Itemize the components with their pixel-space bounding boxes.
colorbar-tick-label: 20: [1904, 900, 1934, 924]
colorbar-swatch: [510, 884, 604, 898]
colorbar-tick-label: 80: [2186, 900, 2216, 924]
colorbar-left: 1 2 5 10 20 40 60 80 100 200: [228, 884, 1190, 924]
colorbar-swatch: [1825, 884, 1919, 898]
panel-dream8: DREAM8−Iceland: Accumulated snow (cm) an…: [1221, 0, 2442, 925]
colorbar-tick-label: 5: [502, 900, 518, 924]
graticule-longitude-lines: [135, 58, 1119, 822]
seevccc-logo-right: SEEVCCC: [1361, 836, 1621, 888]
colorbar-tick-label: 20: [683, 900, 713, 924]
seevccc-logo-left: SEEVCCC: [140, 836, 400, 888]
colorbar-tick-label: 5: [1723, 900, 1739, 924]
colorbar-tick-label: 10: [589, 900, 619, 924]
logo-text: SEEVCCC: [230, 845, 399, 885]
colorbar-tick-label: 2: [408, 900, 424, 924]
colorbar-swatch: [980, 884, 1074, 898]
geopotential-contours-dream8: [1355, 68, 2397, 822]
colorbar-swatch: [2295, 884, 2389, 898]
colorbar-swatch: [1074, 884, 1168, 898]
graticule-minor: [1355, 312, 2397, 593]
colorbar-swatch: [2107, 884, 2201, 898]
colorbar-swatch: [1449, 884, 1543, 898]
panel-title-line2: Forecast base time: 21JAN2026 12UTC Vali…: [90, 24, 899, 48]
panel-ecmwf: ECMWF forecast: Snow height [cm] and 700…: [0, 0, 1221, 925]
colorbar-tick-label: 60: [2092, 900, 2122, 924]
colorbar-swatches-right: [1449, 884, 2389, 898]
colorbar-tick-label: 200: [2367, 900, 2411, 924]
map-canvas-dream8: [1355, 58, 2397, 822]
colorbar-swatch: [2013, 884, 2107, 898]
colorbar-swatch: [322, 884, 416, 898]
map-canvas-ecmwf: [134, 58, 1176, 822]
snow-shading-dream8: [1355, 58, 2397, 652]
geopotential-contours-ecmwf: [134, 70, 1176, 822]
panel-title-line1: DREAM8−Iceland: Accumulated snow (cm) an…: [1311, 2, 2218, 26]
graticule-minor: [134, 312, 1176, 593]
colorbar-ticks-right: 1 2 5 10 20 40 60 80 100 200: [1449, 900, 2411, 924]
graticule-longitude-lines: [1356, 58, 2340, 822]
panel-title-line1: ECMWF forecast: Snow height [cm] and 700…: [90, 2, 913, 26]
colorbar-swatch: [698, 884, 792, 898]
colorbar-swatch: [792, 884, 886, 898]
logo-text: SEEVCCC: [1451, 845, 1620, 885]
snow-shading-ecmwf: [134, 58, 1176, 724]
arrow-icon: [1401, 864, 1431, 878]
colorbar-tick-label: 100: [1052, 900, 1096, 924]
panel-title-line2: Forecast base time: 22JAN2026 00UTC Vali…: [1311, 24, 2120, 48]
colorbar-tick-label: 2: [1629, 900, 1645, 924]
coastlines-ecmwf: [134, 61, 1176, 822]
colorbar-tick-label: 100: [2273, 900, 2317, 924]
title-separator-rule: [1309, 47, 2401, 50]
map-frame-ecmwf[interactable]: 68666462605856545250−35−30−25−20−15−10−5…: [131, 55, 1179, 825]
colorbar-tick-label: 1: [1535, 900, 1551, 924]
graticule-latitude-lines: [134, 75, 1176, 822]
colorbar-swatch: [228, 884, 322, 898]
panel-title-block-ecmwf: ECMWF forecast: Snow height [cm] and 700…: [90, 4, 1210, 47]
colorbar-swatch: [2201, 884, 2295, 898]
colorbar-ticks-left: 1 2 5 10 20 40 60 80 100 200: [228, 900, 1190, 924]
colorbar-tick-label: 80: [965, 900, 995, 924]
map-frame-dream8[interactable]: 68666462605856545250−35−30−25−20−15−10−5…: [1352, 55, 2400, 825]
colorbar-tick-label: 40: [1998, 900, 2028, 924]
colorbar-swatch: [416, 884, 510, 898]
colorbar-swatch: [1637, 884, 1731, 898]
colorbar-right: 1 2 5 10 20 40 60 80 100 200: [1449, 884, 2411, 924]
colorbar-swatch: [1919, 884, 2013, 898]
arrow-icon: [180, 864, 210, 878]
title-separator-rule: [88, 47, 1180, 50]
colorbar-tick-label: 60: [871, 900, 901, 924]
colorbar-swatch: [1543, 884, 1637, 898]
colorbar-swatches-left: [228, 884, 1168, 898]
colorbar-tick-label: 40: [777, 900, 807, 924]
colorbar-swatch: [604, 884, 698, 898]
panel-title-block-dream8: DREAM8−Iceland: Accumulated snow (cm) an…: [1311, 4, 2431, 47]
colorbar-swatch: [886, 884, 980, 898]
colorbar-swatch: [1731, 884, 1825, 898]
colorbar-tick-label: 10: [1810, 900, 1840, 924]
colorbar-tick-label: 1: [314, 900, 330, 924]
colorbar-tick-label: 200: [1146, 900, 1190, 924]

-- -- --

Reproduce every line of the records above verbatim, with no alteration.

Itemize the components with their pixel-space bounding boxes.
colorbar-tick-label: 20: [1904, 900, 1934, 924]
colorbar-swatch: [510, 884, 604, 898]
colorbar-tick-label: 80: [2186, 900, 2216, 924]
colorbar-left: 1 2 5 10 20 40 60 80 100 200: [228, 884, 1190, 924]
colorbar-swatch: [1825, 884, 1919, 898]
panel-dream8: DREAM8−Iceland: Accumulated snow (cm) an…: [1221, 0, 2442, 925]
colorbar-tick-label: 5: [502, 900, 518, 924]
graticule-longitude-lines: [135, 58, 1119, 822]
seevccc-logo-right: SEEVCCC: [1361, 836, 1621, 888]
colorbar-tick-label: 20: [683, 900, 713, 924]
seevccc-logo-left: SEEVCCC: [140, 836, 400, 888]
colorbar-tick-label: 5: [1723, 900, 1739, 924]
colorbar-tick-label: 10: [589, 900, 619, 924]
logo-text: SEEVCCC: [230, 845, 399, 885]
colorbar-tick-label: 2: [408, 900, 424, 924]
colorbar-swatch: [980, 884, 1074, 898]
geopotential-contours-dream8: [1355, 68, 2397, 822]
colorbar-swatch: [2295, 884, 2389, 898]
colorbar-swatch: [1074, 884, 1168, 898]
graticule-minor: [1355, 312, 2397, 593]
colorbar-swatch: [2107, 884, 2201, 898]
colorbar-swatch: [1449, 884, 1543, 898]
panel-title-line2: Forecast base time: 21JAN2026 12UTC Vali…: [90, 24, 899, 48]
panel-ecmwf: ECMWF forecast: Snow height [cm] and 700…: [0, 0, 1221, 925]
colorbar-tick-label: 60: [2092, 900, 2122, 924]
colorbar-swatches-right: [1449, 884, 2389, 898]
colorbar-tick-label: 200: [2367, 900, 2411, 924]
map-canvas-dream8: [1355, 58, 2397, 822]
colorbar-swatch: [2013, 884, 2107, 898]
colorbar-swatch: [322, 884, 416, 898]
map-canvas-ecmwf: [134, 58, 1176, 822]
snow-shading-dream8: [1355, 58, 2397, 652]
geopotential-contours-ecmwf: [134, 70, 1176, 822]
panel-title-line1: DREAM8−Iceland: Accumulated snow (cm) an…: [1311, 2, 2218, 26]
graticule-minor: [134, 312, 1176, 593]
colorbar-ticks-right: 1 2 5 10 20 40 60 80 100 200: [1449, 900, 2411, 924]
graticule-longitude-lines: [1356, 58, 2340, 822]
panel-title-line1: ECMWF forecast: Snow height [cm] and 700…: [90, 2, 913, 26]
colorbar-swatch: [698, 884, 792, 898]
colorbar-swatch: [792, 884, 886, 898]
logo-text: SEEVCCC: [1451, 845, 1620, 885]
snow-shading-ecmwf: [134, 58, 1176, 724]
arrow-icon: [1401, 864, 1431, 878]
colorbar-tick-label: 100: [1052, 900, 1096, 924]
panel-title-line2: Forecast base time: 22JAN2026 00UTC Vali…: [1311, 24, 2120, 48]
colorbar-tick-label: 2: [1629, 900, 1645, 924]
coastlines-ecmwf: [134, 61, 1176, 822]
colorbar-tick-label: 100: [2273, 900, 2317, 924]
title-separator-rule: [1309, 47, 2401, 50]
map-frame-ecmwf[interactable]: 68666462605856545250−35−30−25−20−15−10−5…: [131, 55, 1179, 825]
colorbar-tick-label: 1: [1535, 900, 1551, 924]
graticule-latitude-lines: [134, 75, 1176, 822]
colorbar-swatch: [228, 884, 322, 898]
panel-title-block-ecmwf: ECMWF forecast: Snow height [cm] and 700…: [90, 4, 1210, 47]
colorbar-swatch: [2201, 884, 2295, 898]
colorbar-ticks-left: 1 2 5 10 20 40 60 80 100 200: [228, 900, 1190, 924]
colorbar-tick-label: 80: [965, 900, 995, 924]
map-frame-dream8[interactable]: 68666462605856545250−35−30−25−20−15−10−5…: [1352, 55, 2400, 825]
colorbar-tick-label: 40: [1998, 900, 2028, 924]
colorbar-swatch: [416, 884, 510, 898]
colorbar-swatch: [1637, 884, 1731, 898]
colorbar-right: 1 2 5 10 20 40 60 80 100 200: [1449, 884, 2411, 924]
colorbar-swatch: [1919, 884, 2013, 898]
arrow-icon: [180, 864, 210, 878]
title-separator-rule: [88, 47, 1180, 50]
colorbar-tick-label: 60: [871, 900, 901, 924]
colorbar-swatch: [1543, 884, 1637, 898]
colorbar-swatches-left: [228, 884, 1168, 898]
colorbar-tick-label: 40: [777, 900, 807, 924]
colorbar-swatch: [604, 884, 698, 898]
panel-title-block-dream8: DREAM8−Iceland: Accumulated snow (cm) an…: [1311, 4, 2431, 47]
colorbar-swatch: [886, 884, 980, 898]
colorbar-swatch: [1731, 884, 1825, 898]
colorbar-tick-label: 10: [1810, 900, 1840, 924]
colorbar-tick-label: 1: [314, 900, 330, 924]
colorbar-tick-label: 200: [1146, 900, 1190, 924]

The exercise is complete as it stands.